___ DATA FOR PROCESSING ___
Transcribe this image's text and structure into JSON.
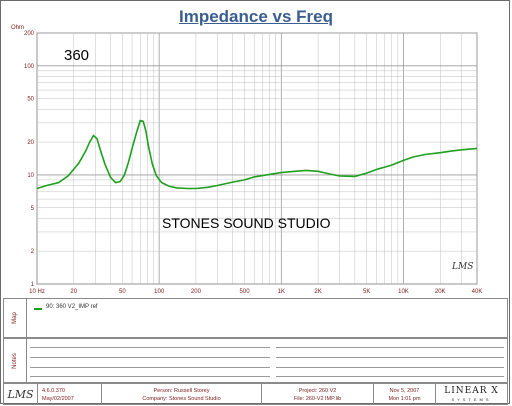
{
  "title": "Impedance vs Freq",
  "y_unit_label": "Ohm",
  "annotations": {
    "model": "360",
    "studio": "STONES SOUND STUDIO",
    "plot_logo": "LMS"
  },
  "colors": {
    "title": "#3a5e92",
    "curve": "#1ea01e",
    "tick_labels": "#7a1a1a",
    "grid": "#c0c0c0"
  },
  "chart_data": {
    "type": "line",
    "title": "Impedance vs Freq",
    "xlabel": "",
    "ylabel": "Ohm",
    "x_scale": "log",
    "y_scale": "log",
    "xlim": [
      10,
      40000
    ],
    "ylim": [
      1,
      200
    ],
    "grid": true,
    "x_ticks": [
      10,
      20,
      50,
      100,
      200,
      500,
      1000,
      2000,
      5000,
      10000,
      20000,
      40000
    ],
    "x_tick_labels": [
      "10 Hz",
      "20",
      "50",
      "100",
      "200",
      "500",
      "1K",
      "2K",
      "5K",
      "10K",
      "20K",
      "40K"
    ],
    "y_ticks": [
      1,
      2,
      5,
      10,
      20,
      50,
      100,
      200
    ],
    "y_tick_labels": [
      "1",
      "2",
      "5",
      "10",
      "20",
      "50",
      "100",
      "200"
    ],
    "series": [
      {
        "name": "90: 360 V2_IMP  ref",
        "x": [
          10,
          12,
          15,
          18,
          22,
          25,
          27,
          29,
          31,
          33,
          36,
          40,
          44,
          48,
          52,
          56,
          60,
          65,
          70,
          74,
          78,
          82,
          88,
          95,
          105,
          120,
          140,
          170,
          200,
          250,
          300,
          400,
          500,
          600,
          800,
          1000,
          1300,
          1600,
          2000,
          2500,
          3000,
          4000,
          5000,
          6000,
          8000,
          10000,
          12000,
          15000,
          20000,
          25000,
          30000,
          40000
        ],
        "y": [
          7.5,
          8.0,
          8.5,
          9.8,
          12.8,
          16.5,
          20.0,
          23.0,
          21.5,
          17.0,
          12.5,
          9.5,
          8.5,
          8.7,
          10.0,
          13.0,
          17.5,
          24.0,
          31.5,
          31.0,
          25.0,
          18.0,
          12.5,
          9.8,
          8.5,
          7.9,
          7.6,
          7.5,
          7.5,
          7.7,
          8.0,
          8.6,
          9.0,
          9.6,
          10.1,
          10.5,
          10.8,
          11.0,
          10.8,
          10.2,
          9.8,
          9.7,
          10.4,
          11.2,
          12.3,
          13.6,
          14.6,
          15.4,
          16.0,
          16.6,
          17.0,
          17.5
        ]
      }
    ]
  },
  "map_section": {
    "label": "Map",
    "legend_entry": "90: 360 V2_IMP  ref"
  },
  "notes_section": {
    "label": "Notes"
  },
  "footer": {
    "logo": "LMS",
    "version": "4.6.0.370",
    "version_date": "May/02/2007",
    "person": "Person: Russell Storey",
    "company": "Company: Stones Sound Studio",
    "project": "Project: 260 V2",
    "file": "File: 260-V2 IMP.lib",
    "date": "Nov 5, 2007",
    "time": "Mon  1:01 pm",
    "brand": "LINEAR X",
    "brand_sub": "SYSTEMS"
  }
}
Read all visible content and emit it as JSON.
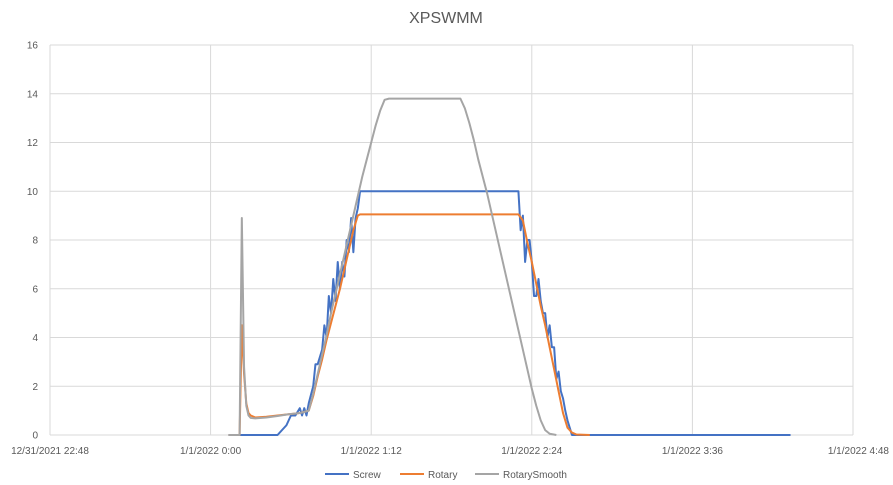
{
  "chart_data": {
    "type": "line",
    "title": "XPSWMM",
    "xlabel": "",
    "ylabel": "",
    "x_ticks": [
      "12/31/2021 22:48",
      "1/1/2022 0:00",
      "1/1/2022 1:12",
      "1/1/2022 2:24",
      "1/1/2022 3:36",
      "1/1/2022 4:48"
    ],
    "x_tick_minutes": [
      -72,
      0,
      72,
      144,
      216,
      288
    ],
    "x_unit": "minutes from 1/1/2022 0:00",
    "xlim": [
      -72,
      288
    ],
    "ylim": [
      0,
      16
    ],
    "y_ticks": [
      0,
      2,
      4,
      6,
      8,
      10,
      12,
      14,
      16
    ],
    "grid": true,
    "legend_position": "bottom",
    "series": [
      {
        "name": "Screw",
        "color": "#4472c4",
        "points": [
          [
            8,
            0
          ],
          [
            30,
            0
          ],
          [
            32,
            0.2
          ],
          [
            34,
            0.4
          ],
          [
            36,
            0.8
          ],
          [
            38,
            0.8
          ],
          [
            40,
            1.1
          ],
          [
            41,
            0.8
          ],
          [
            42,
            1.1
          ],
          [
            43,
            0.8
          ],
          [
            44,
            1.3
          ],
          [
            46,
            2.0
          ],
          [
            47,
            2.9
          ],
          [
            48,
            2.9
          ],
          [
            50,
            3.5
          ],
          [
            51,
            4.5
          ],
          [
            52,
            4.0
          ],
          [
            53,
            5.7
          ],
          [
            54,
            5.0
          ],
          [
            55,
            6.4
          ],
          [
            56,
            5.5
          ],
          [
            57,
            7.1
          ],
          [
            58,
            6.0
          ],
          [
            59,
            7.1
          ],
          [
            60,
            6.5
          ],
          [
            61,
            8.0
          ],
          [
            62,
            7.5
          ],
          [
            63,
            8.9
          ],
          [
            64,
            7.5
          ],
          [
            65,
            8.9
          ],
          [
            66,
            9.3
          ],
          [
            67,
            10.0
          ],
          [
            79,
            10.0
          ],
          [
            100,
            10.0
          ],
          [
            120,
            10.0
          ],
          [
            135,
            10.0
          ],
          [
            138,
            10.0
          ],
          [
            139,
            8.4
          ],
          [
            140,
            9.0
          ],
          [
            141,
            7.1
          ],
          [
            142,
            8.0
          ],
          [
            143,
            8.0
          ],
          [
            144,
            7.1
          ],
          [
            145,
            5.7
          ],
          [
            146,
            5.7
          ],
          [
            147,
            6.4
          ],
          [
            148,
            5.5
          ],
          [
            149,
            5.0
          ],
          [
            150,
            5.0
          ],
          [
            151,
            4.0
          ],
          [
            152,
            4.5
          ],
          [
            153,
            3.6
          ],
          [
            154,
            3.6
          ],
          [
            155,
            2.3
          ],
          [
            156,
            2.6
          ],
          [
            157,
            1.8
          ],
          [
            158,
            1.5
          ],
          [
            159,
            1.0
          ],
          [
            160,
            0.6
          ],
          [
            161,
            0.3
          ],
          [
            162,
            0
          ],
          [
            200,
            0
          ],
          [
            260,
            0
          ]
        ]
      },
      {
        "name": "Rotary",
        "color": "#ed7d31",
        "points": [
          [
            8,
            0
          ],
          [
            13,
            0
          ],
          [
            14,
            4.5
          ],
          [
            15,
            2.5
          ],
          [
            16,
            1.3
          ],
          [
            17,
            0.9
          ],
          [
            18,
            0.8
          ],
          [
            20,
            0.72
          ],
          [
            25,
            0.75
          ],
          [
            30,
            0.8
          ],
          [
            35,
            0.85
          ],
          [
            40,
            0.9
          ],
          [
            44,
            1.0
          ],
          [
            46,
            1.6
          ],
          [
            48,
            2.4
          ],
          [
            50,
            3.1
          ],
          [
            52,
            3.9
          ],
          [
            54,
            4.6
          ],
          [
            56,
            5.3
          ],
          [
            58,
            6.0
          ],
          [
            60,
            6.8
          ],
          [
            62,
            7.6
          ],
          [
            64,
            8.4
          ],
          [
            66,
            9.0
          ],
          [
            67,
            9.05
          ],
          [
            100,
            9.05
          ],
          [
            138,
            9.05
          ],
          [
            140,
            8.8
          ],
          [
            142,
            7.9
          ],
          [
            144,
            7.1
          ],
          [
            146,
            6.2
          ],
          [
            148,
            5.3
          ],
          [
            150,
            4.5
          ],
          [
            152,
            3.6
          ],
          [
            154,
            2.7
          ],
          [
            156,
            1.8
          ],
          [
            158,
            0.9
          ],
          [
            160,
            0.3
          ],
          [
            162,
            0.1
          ],
          [
            164,
            0.02
          ],
          [
            170,
            0
          ]
        ]
      },
      {
        "name": "RotarySmooth",
        "color": "#a5a5a5",
        "points": [
          [
            8,
            0
          ],
          [
            13,
            0
          ],
          [
            14,
            8.9
          ],
          [
            15,
            2.8
          ],
          [
            16,
            1.2
          ],
          [
            17,
            0.8
          ],
          [
            18,
            0.7
          ],
          [
            20,
            0.68
          ],
          [
            25,
            0.72
          ],
          [
            30,
            0.78
          ],
          [
            35,
            0.85
          ],
          [
            40,
            0.9
          ],
          [
            44,
            1.0
          ],
          [
            46,
            1.7
          ],
          [
            48,
            2.5
          ],
          [
            50,
            3.3
          ],
          [
            52,
            4.1
          ],
          [
            54,
            5.0
          ],
          [
            56,
            5.8
          ],
          [
            58,
            6.6
          ],
          [
            60,
            7.4
          ],
          [
            62,
            8.2
          ],
          [
            64,
            9.0
          ],
          [
            66,
            9.8
          ],
          [
            68,
            10.6
          ],
          [
            70,
            11.3
          ],
          [
            72,
            12.0
          ],
          [
            74,
            12.7
          ],
          [
            76,
            13.3
          ],
          [
            78,
            13.75
          ],
          [
            80,
            13.8
          ],
          [
            100,
            13.8
          ],
          [
            112,
            13.8
          ],
          [
            114,
            13.4
          ],
          [
            116,
            12.8
          ],
          [
            118,
            12.1
          ],
          [
            120,
            11.3
          ],
          [
            122,
            10.6
          ],
          [
            124,
            9.9
          ],
          [
            126,
            9.1
          ],
          [
            128,
            8.3
          ],
          [
            130,
            7.5
          ],
          [
            132,
            6.7
          ],
          [
            134,
            5.9
          ],
          [
            136,
            5.1
          ],
          [
            138,
            4.3
          ],
          [
            140,
            3.5
          ],
          [
            142,
            2.7
          ],
          [
            144,
            1.9
          ],
          [
            146,
            1.2
          ],
          [
            148,
            0.6
          ],
          [
            150,
            0.2
          ],
          [
            152,
            0.05
          ],
          [
            155,
            0
          ]
        ]
      }
    ]
  }
}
___
TASK STATEMENT =>
Pull out every line of the records that includes the string "title".

OUTPUT FOR THIS EXERCISE =>
  "title": "Impedance vs Freq",
    "title": "#3a5e92",
    "title": "Impedance vs Freq",
    "title": "XPSWMM",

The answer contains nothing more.